» TEXTO EXTRAÍDO
^^^^

06 de maio de 2014
João de Deus Medeiros*
Após o intenso processo de revisão legislativa do Código Florestal, em 28 de maio de 2012 o Diário Oficial da união publicava a lei nº 12.651, dispondo sobre a proteção da vegetação nativa. Essa norma revogou a lei nº 4.771 de 1965, o agora antigo “Novo Código Florestal”. Sua aprovação no Congresso Nacional se deu numa atmosfera tensa, muitas vezes traduzida pela reducionista polarização ambientalistas x ruralistas.
Sem entrar no mérito dos argumentos utilizados, o fato é que a aprovação da lei 12.651 representou o pacto possível naquele cenário, e previsivelmente não agradou integralmente a qualquer das partes. Não obstante, se adotarmos a compreensão do filósofo Charles Frankel que define responsabilidade como o produto de arranjos sociais definidos, fica evidente que esse arranjo possível, traduzido pela aprovação da lei 12.651, impõe responsabilidades aos atores envolvidos, e como regra, tais arranjos criam, de alguma maneira, coerção. Compreendendo coerção como o ato de induzir ou compelir alguém a fazer algo.
Na origem dos conflitos que emergiram durante o processo legislativo de revisão do Código Florestal, a inobservância complacente e generalizada da norma legal figura como elemento central. A norma anterior (lei 4.771) criou restrições administrativas ao direito de propriedade, instituindo as figuras de área de preservação permanente (APP) e de reserva legal (RL). Impelidos pela forte conotação patrimonialista que permeia nossa sociedade, a coerção criada com a lei 4.771 foi solenemente negligenciada, não gerando assim a responsabilidade almejada. Num cenário em que grande parte dos proprietários de terras rurais ou urbanas encontrava-se em situação irregular, a cobrança de adequação aos termos legais se mostrava inviável, legitimando e impulsionando assim o referido processo de revisão.
A solução encontrada pelo Congresso Nacional foi manter a essência dos institutos da APP e da RL, ainda que com algumas alterações, e criar um capitulo de disposições transitórias, visando abrigar nele uma via alternativa para a indução da regularização dos passivos ambientais criados pela inobservância da antiga norma. Mesmo sendo alvo de inúmeras críticas, veiculadas simbolicamente como anistia aos desmatadores, o fato é que essas disposições transitórias ainda continham, sob algum grau, coerção: a lei exige, notadamente no caso da APP, algum investimento na recomposição das áreas convertidas irregularmente. Essas exigências estão elencadas no artigo 61-A da lei 12.651.

^^^^

» SEGMENTO DE DADOS

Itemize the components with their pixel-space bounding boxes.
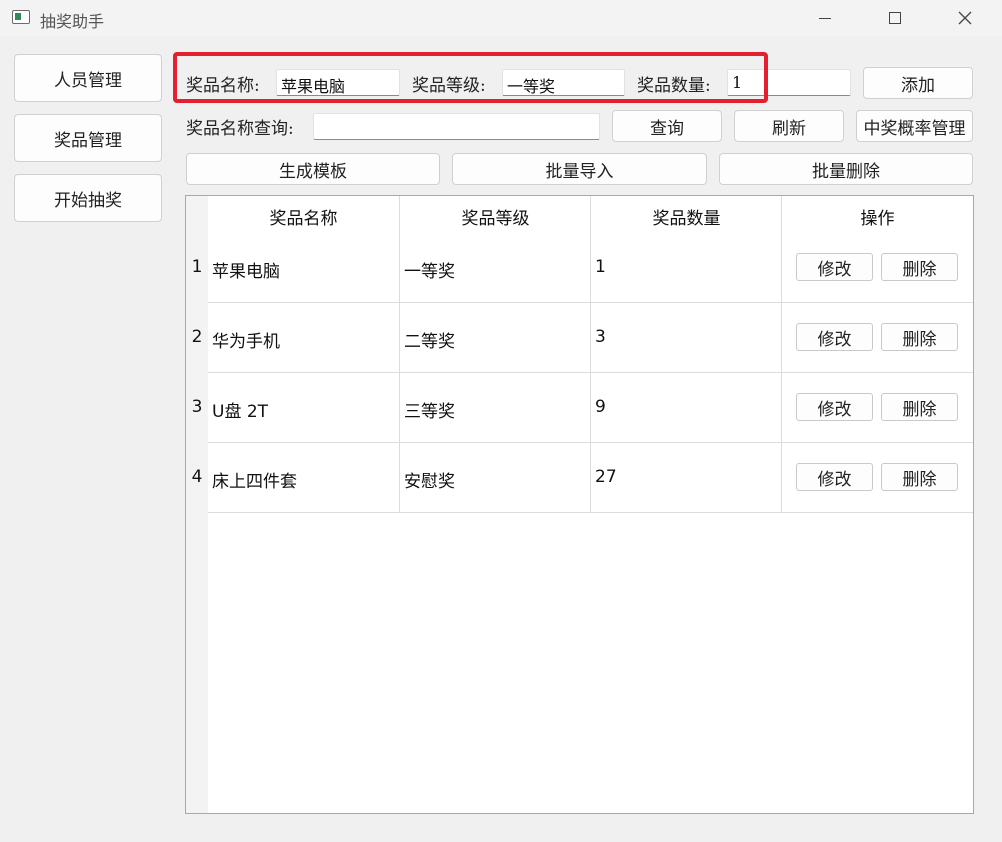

^^^^

» EXERCÍCIO A
Segundo o artigo sobre o Código Florestal, em que data a lei nº 12.651 foi publicada no Diário Oficial da União?
» EXERCÍCIO B
Reproduza sem alterações o trecho do artigo sobre o Código Florestal que vai de "Na origem dos" a "processo de revisão.".
» EXERCÍCIO C
Dê continuidade ao artigo sobre o Código Florestal a partir do ponto em que ele termina.
A listagem não tem qualquer papel aqui.

» RESPOSTA ESCRITA A
Em 28 de maio de 2012.

» RESPOSTA ESCRITA B
Na origem dos conflitos que emergiram durante o processo legislativo de revisão do Código Florestal, a inobservância complacente e generalizada da norma legal figura como elemento central. A norma anterior (lei 4.771) criou restrições administrativas ao direito de propriedade, instituindo as figuras de área de preservação permanente (APP) e de reserva legal (RL). Impelidos pela forte conotação patrimonialista que permeia nossa sociedade, a coerção criada com a lei 4.771 foi solenemente negligenciada, não gerando assim a responsabilidade almejada. Num cenário em que grande parte dos proprietários de terras rurais ou urbanas encontrava-se em situação irregular, a cobrança de adequação aos termos legais se mostrava inviável, legitimando e impulsionando assim o referido processo de revisão.

» RESPOSTA ESCRITA C
Como produto desse novo arranjo social, a lei impõe assim responsabilidades aos administrados e ao Estado. Particularmente a União, os Estados e o Distrito Federal foram impelidos a, no prazo de 1 ano, contado a partir da data da publicação da lei (no caso 28 de maio de 2012), prorrogável por uma única vez, por igual período, por ato do Chefe do Poder Executivo, implantar Programas de Regularização Ambiental – PRAs de posses e propriedades rurais, com o objetivo de adequá-las aos termos deste Capítulo. Essa é a previsão contida expressamente no artigo 59 da lei. O capítulo a que se refere o referido artigo é exatamente o capítulo XIII, que trata das “Disposições Transitórias”. E aqui começamos a reeditar os conflitos que desencadearam o processo de revisão da antiga lei, ou seja, sua inobservância.
O mais grave, nesse caso, é que a irresponsabilidade pela implementação do novo pacto produzido se dá pela própria administração pública, a quem a constituição Federal, nosso pacto maior, impõe a obediência a legalidade e eficiência, dentre outros (Art. 37 da CF).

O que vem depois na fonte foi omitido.